**GIVEN DATA**
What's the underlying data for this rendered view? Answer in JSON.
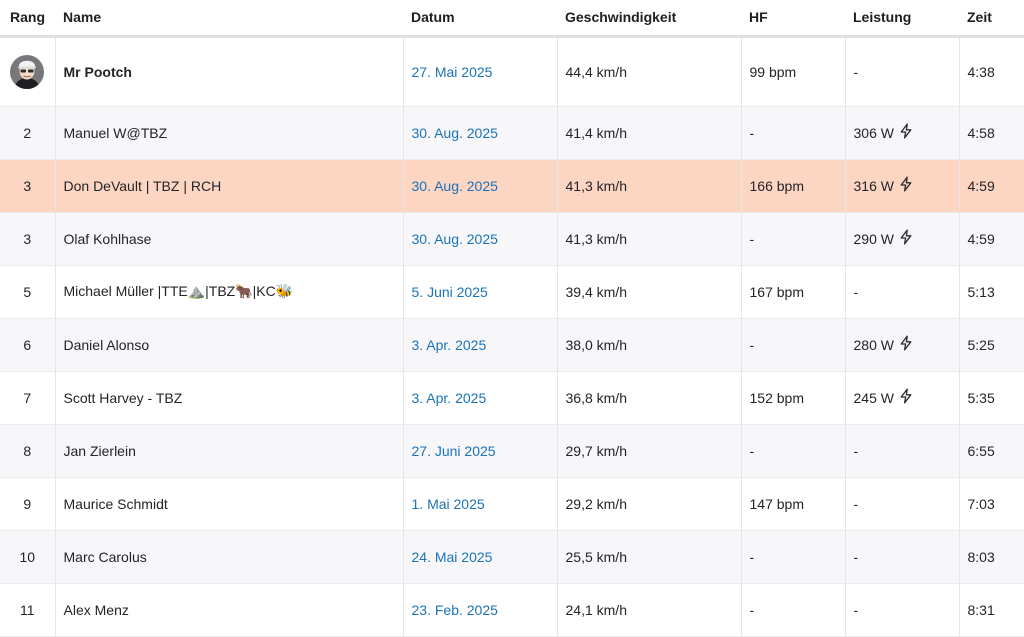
{
  "table": {
    "headers": {
      "rank": "Rang",
      "name": "Name",
      "date": "Datum",
      "speed": "Geschwindigkeit",
      "hr": "HF",
      "power": "Leistung",
      "time": "Zeit"
    },
    "rows": [
      {
        "rank": "",
        "name": "Mr Pootch",
        "date": "27. Mai 2025",
        "speed": "44,4 km/h",
        "hr": "99 bpm",
        "power": "-",
        "time": "4:38",
        "current_user": true
      },
      {
        "rank": "2",
        "name": "Manuel W@TBZ",
        "date": "30. Aug. 2025",
        "speed": "41,4 km/h",
        "hr": "-",
        "power": "306 W",
        "time": "4:58"
      },
      {
        "rank": "3",
        "name": "Don DeVault | TBZ | RCH",
        "date": "30. Aug. 2025",
        "speed": "41,3 km/h",
        "hr": "166 bpm",
        "power": "316 W",
        "time": "4:59",
        "highlighted": true
      },
      {
        "rank": "3",
        "name": "Olaf Kohlhase",
        "date": "30. Aug. 2025",
        "speed": "41,3 km/h",
        "hr": "-",
        "power": "290 W",
        "time": "4:59"
      },
      {
        "rank": "5",
        "name": "Michael Müller |TTE⛰️|TBZ🐂|KC🐝",
        "date": "5. Juni 2025",
        "speed": "39,4 km/h",
        "hr": "167 bpm",
        "power": "-",
        "time": "5:13"
      },
      {
        "rank": "6",
        "name": "Daniel Alonso",
        "date": "3. Apr. 2025",
        "speed": "38,0 km/h",
        "hr": "-",
        "power": "280 W",
        "time": "5:25"
      },
      {
        "rank": "7",
        "name": "Scott Harvey - TBZ",
        "date": "3. Apr. 2025",
        "speed": "36,8 km/h",
        "hr": "152 bpm",
        "power": "245 W",
        "time": "5:35"
      },
      {
        "rank": "8",
        "name": "Jan Zierlein",
        "date": "27. Juni 2025",
        "speed": "29,7 km/h",
        "hr": "-",
        "power": "-",
        "time": "6:55"
      },
      {
        "rank": "9",
        "name": "Maurice Schmidt",
        "date": "1. Mai 2025",
        "speed": "29,2 km/h",
        "hr": "147 bpm",
        "power": "-",
        "time": "7:03"
      },
      {
        "rank": "10",
        "name": "Marc Carolus",
        "date": "24. Mai 2025",
        "speed": "25,5 km/h",
        "hr": "-",
        "power": "-",
        "time": "8:03"
      },
      {
        "rank": "11",
        "name": "Alex Menz",
        "date": "23. Feb. 2025",
        "speed": "24,1 km/h",
        "hr": "-",
        "power": "-",
        "time": "8:31"
      }
    ]
  },
  "icons": {
    "power_measured": "lightning-bolt-icon",
    "avatar": "user-avatar"
  },
  "colors": {
    "link": "#1a73b8",
    "highlight_row": "#fdd5c3",
    "alt_row": "#f7f7fa"
  }
}
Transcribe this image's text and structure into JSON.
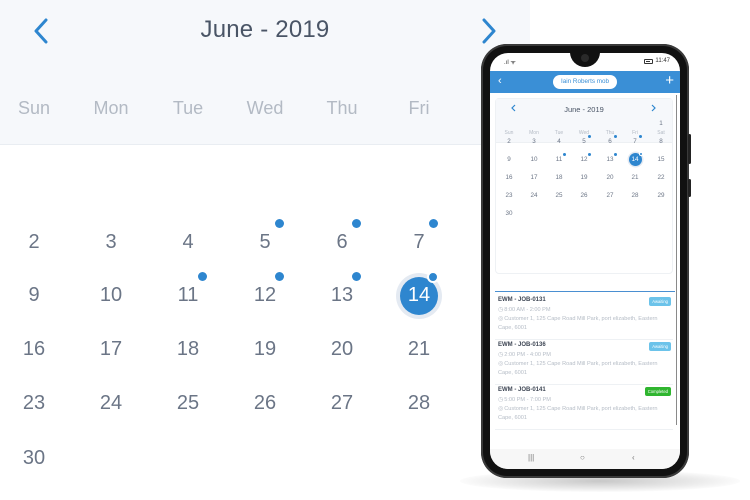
{
  "big_calendar": {
    "title": "June - 2019",
    "prev_icon": "chevron-left-icon",
    "next_icon": "chevron-right-icon",
    "weekdays": [
      "Sun",
      "Mon",
      "Tue",
      "Wed",
      "Thu",
      "Fri"
    ],
    "rows": [
      [
        {
          "d": "2"
        },
        {
          "d": "3"
        },
        {
          "d": "4"
        },
        {
          "d": "5",
          "event": true
        },
        {
          "d": "6",
          "event": true
        },
        {
          "d": "7",
          "event": true
        }
      ],
      [
        {
          "d": "9"
        },
        {
          "d": "10"
        },
        {
          "d": "11",
          "event": true
        },
        {
          "d": "12",
          "event": true
        },
        {
          "d": "13",
          "event": true
        },
        {
          "d": "14",
          "event": true,
          "selected": true
        }
      ],
      [
        {
          "d": "16"
        },
        {
          "d": "17"
        },
        {
          "d": "18"
        },
        {
          "d": "19"
        },
        {
          "d": "20"
        },
        {
          "d": "21"
        }
      ],
      [
        {
          "d": "23"
        },
        {
          "d": "24"
        },
        {
          "d": "25"
        },
        {
          "d": "26"
        },
        {
          "d": "27"
        },
        {
          "d": "28"
        }
      ],
      [
        {
          "d": "30"
        }
      ]
    ]
  },
  "phone": {
    "status_bar": {
      "signal": "signal-wifi-icon",
      "time": "11:47",
      "battery": "battery-icon"
    },
    "app_bar": {
      "back": "‹",
      "title": "Iain Roberts mob",
      "add": "+"
    },
    "calendar": {
      "title": "June - 2019",
      "weekdays": [
        "Sun",
        "Mon",
        "Tue",
        "Wed",
        "Thu",
        "Fri",
        "Sat"
      ],
      "weeks": [
        [
          null,
          null,
          null,
          null,
          null,
          null,
          {
            "d": "1"
          }
        ],
        [
          {
            "d": "2"
          },
          {
            "d": "3"
          },
          {
            "d": "4"
          },
          {
            "d": "5",
            "event": true
          },
          {
            "d": "6",
            "event": true
          },
          {
            "d": "7",
            "event": true
          },
          {
            "d": "8"
          }
        ],
        [
          {
            "d": "9"
          },
          {
            "d": "10"
          },
          {
            "d": "11",
            "event": true
          },
          {
            "d": "12",
            "event": true
          },
          {
            "d": "13",
            "event": true
          },
          {
            "d": "14",
            "event": true,
            "selected": true
          },
          {
            "d": "15"
          }
        ],
        [
          {
            "d": "16"
          },
          {
            "d": "17"
          },
          {
            "d": "18"
          },
          {
            "d": "19"
          },
          {
            "d": "20"
          },
          {
            "d": "21"
          },
          {
            "d": "22"
          }
        ],
        [
          {
            "d": "23"
          },
          {
            "d": "24"
          },
          {
            "d": "25"
          },
          {
            "d": "26"
          },
          {
            "d": "27"
          },
          {
            "d": "28"
          },
          {
            "d": "29"
          }
        ],
        [
          {
            "d": "30"
          }
        ]
      ]
    },
    "jobs": [
      {
        "id": "EWM - JOB-0131",
        "time": "8:00 AM - 2:00 PM",
        "address": "Customer 1, 125 Cape Road Mill Park, port elizabeth, Eastern Cape, 6001",
        "status": "Awaiting",
        "status_color": "#6cc3ea"
      },
      {
        "id": "EWM - JOB-0136",
        "time": "2:00 PM - 4:00 PM",
        "address": "Customer 1, 125 Cape Road Mill Park, port elizabeth, Eastern Cape, 6001",
        "status": "Awaiting",
        "status_color": "#6cc3ea"
      },
      {
        "id": "EWM - JOB-0141",
        "time": "5:00 PM - 7:00 PM",
        "address": "Customer 1, 125 Cape Road Mill Park, port elizabeth, Eastern Cape, 6001",
        "status": "Completed",
        "status_color": "#2fb52f"
      }
    ],
    "nav_bar": {
      "recents": "|||",
      "home": "○",
      "back": "‹"
    }
  },
  "colors": {
    "accent": "#2e86cf",
    "app_bar": "#3a8fd6",
    "header_bg": "#f6f8fb"
  }
}
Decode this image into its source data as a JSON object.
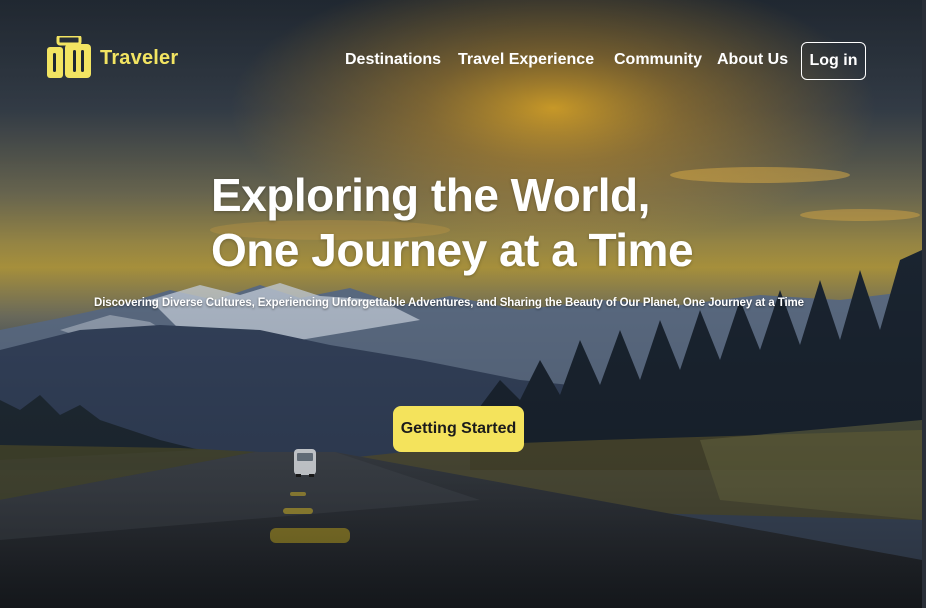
{
  "brand": {
    "name": "Traveler",
    "icon": "luggage-icon",
    "color": "#f2e462"
  },
  "nav": {
    "items": [
      {
        "label": "Destinations"
      },
      {
        "label": "Travel Experience"
      },
      {
        "label": "Community"
      },
      {
        "label": "About Us"
      }
    ],
    "login_label": "Log in"
  },
  "hero": {
    "headline_line1": "Exploring the World,",
    "headline_line2": "One Journey at a Time",
    "subheadline": "Discovering Diverse Cultures, Experiencing Unforgettable Adventures, and Sharing the Beauty of Our Planet, One Journey at a Time",
    "cta_label": "Getting Started",
    "cta_color": "#f4e35c"
  }
}
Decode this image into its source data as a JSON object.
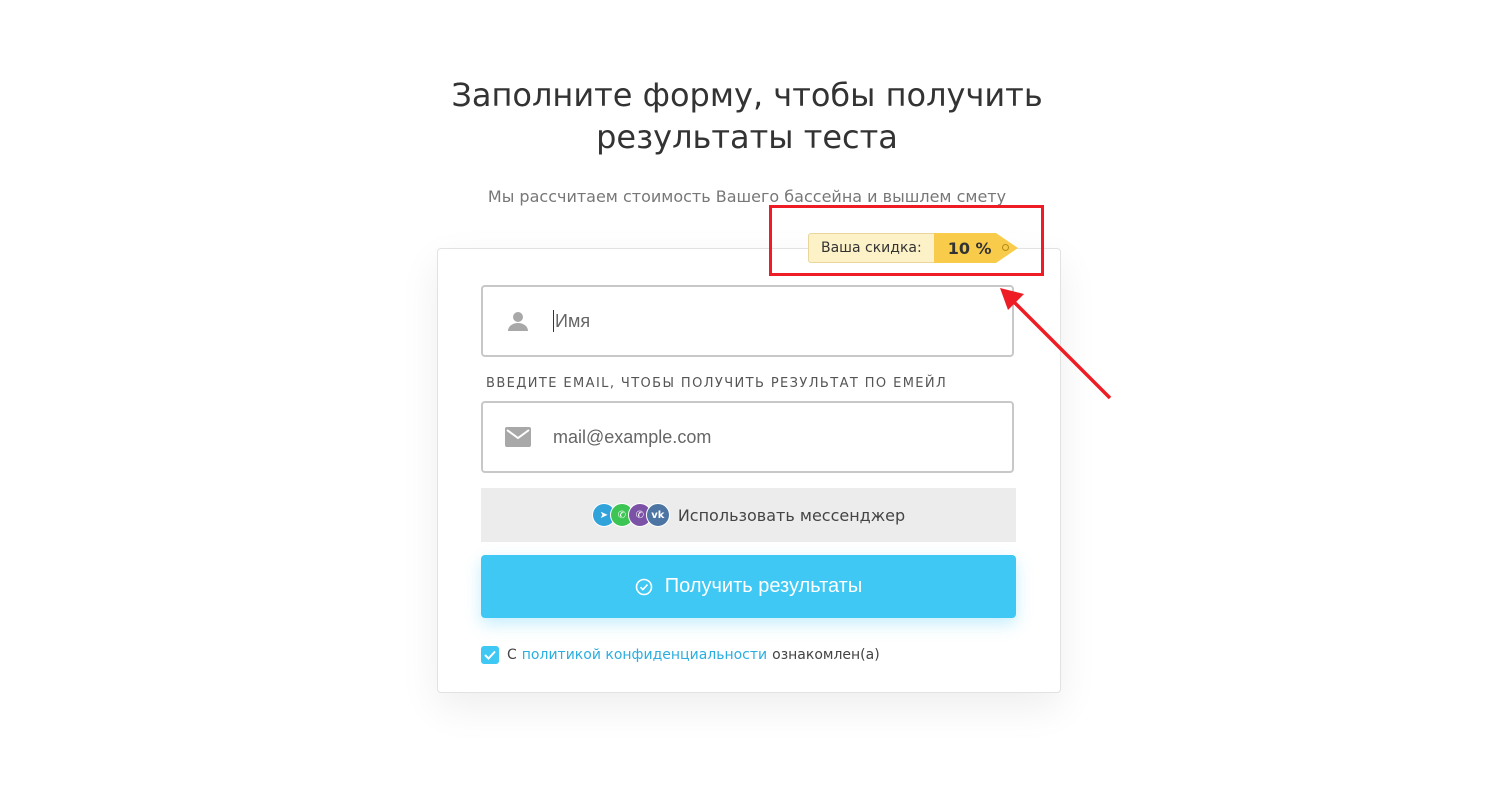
{
  "heading": "Заполните форму, чтобы получить\nрезультаты теста",
  "subheading": "Мы рассчитаем стоимость Вашего бассейна и вышлем смету",
  "discount": {
    "label": "Ваша скидка:",
    "value": "10 %",
    "color": "#f8cc4a"
  },
  "form": {
    "name_placeholder": "Имя",
    "name_icon": "user-icon",
    "email_hint": "ВВЕДИТЕ EMAIL, ЧТОБЫ ПОЛУЧИТЬ РЕЗУЛЬТАТ ПО ЕМЕЙЛ",
    "email_placeholder": "mail@example.com",
    "email_icon": "mail-icon",
    "messenger_label": "Использовать мессенджер",
    "messenger_icons": [
      "telegram-icon",
      "whatsapp-icon",
      "viber-icon",
      "vk-icon"
    ],
    "submit_label": "Получить результаты",
    "submit_color": "#3fc8f4",
    "consent_prefix": "С",
    "consent_link": "политикой конфиденциальности",
    "consent_suffix": "ознакомлен(а)",
    "consent_checked": true
  },
  "annotation": {
    "color": "#ee1c24"
  }
}
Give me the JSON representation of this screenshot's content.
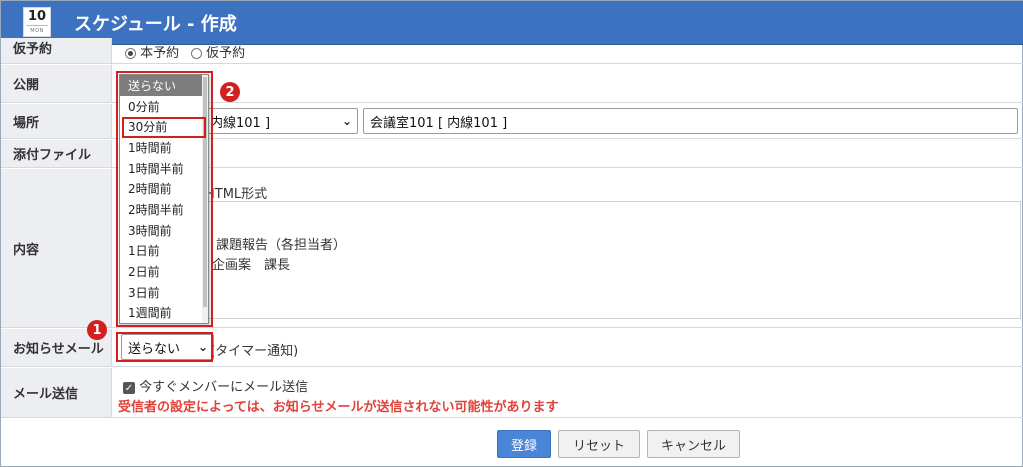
{
  "window": {
    "title": "スケジュール - 作成",
    "icon_day": "10",
    "icon_month": "MON"
  },
  "form": {
    "reservation": {
      "label": "仮予約",
      "option_main": "本予約",
      "option_temp": "仮予約"
    },
    "public": {
      "label": "公開"
    },
    "place": {
      "label": "場所",
      "selected_partial": "内線101 ]",
      "input_value": "会議室101 [ 内線101 ]"
    },
    "attachment": {
      "label": "添付ファイル"
    },
    "content": {
      "label": "内容",
      "html_format": "HTML形式",
      "line1": "課題報告（各担当者）",
      "line2": "企画案　課長"
    },
    "notify": {
      "label": "お知らせメール",
      "selected": "送らない",
      "suffix": "(タイマー通知)"
    },
    "mail": {
      "label": "メール送信",
      "checkbox_label": "今すぐメンバーにメール送信",
      "warning": "受信者の設定によっては、お知らせメールが送信されない可能性があります"
    }
  },
  "dropdown_options": [
    "送らない",
    "0分前",
    "30分前",
    "1時間前",
    "1時間半前",
    "2時間前",
    "2時間半前",
    "3時間前",
    "1日前",
    "2日前",
    "3日前",
    "1週間前"
  ],
  "callouts": {
    "one": "1",
    "two": "2"
  },
  "buttons": {
    "submit": "登録",
    "reset": "リセット",
    "cancel": "キャンセル"
  },
  "colors": {
    "titlebar": "#3d72c0",
    "label_bg": "#eceef1",
    "warning": "#e0433a",
    "callout": "#d31f1f",
    "primary": "#4a86d8"
  }
}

**PROBLEM**
Which lines contain the word "this"? Return each of them.

**EXERCISE RESPONSE**
What's the underlying data for this rendered view? Answer in JSON.
Transcribe this image's text and structure into JSON.
Decode this image into its source data as a JSON object.
Decode this image into its source data as a JSON object.
Give me the JSON representation of this screenshot's content.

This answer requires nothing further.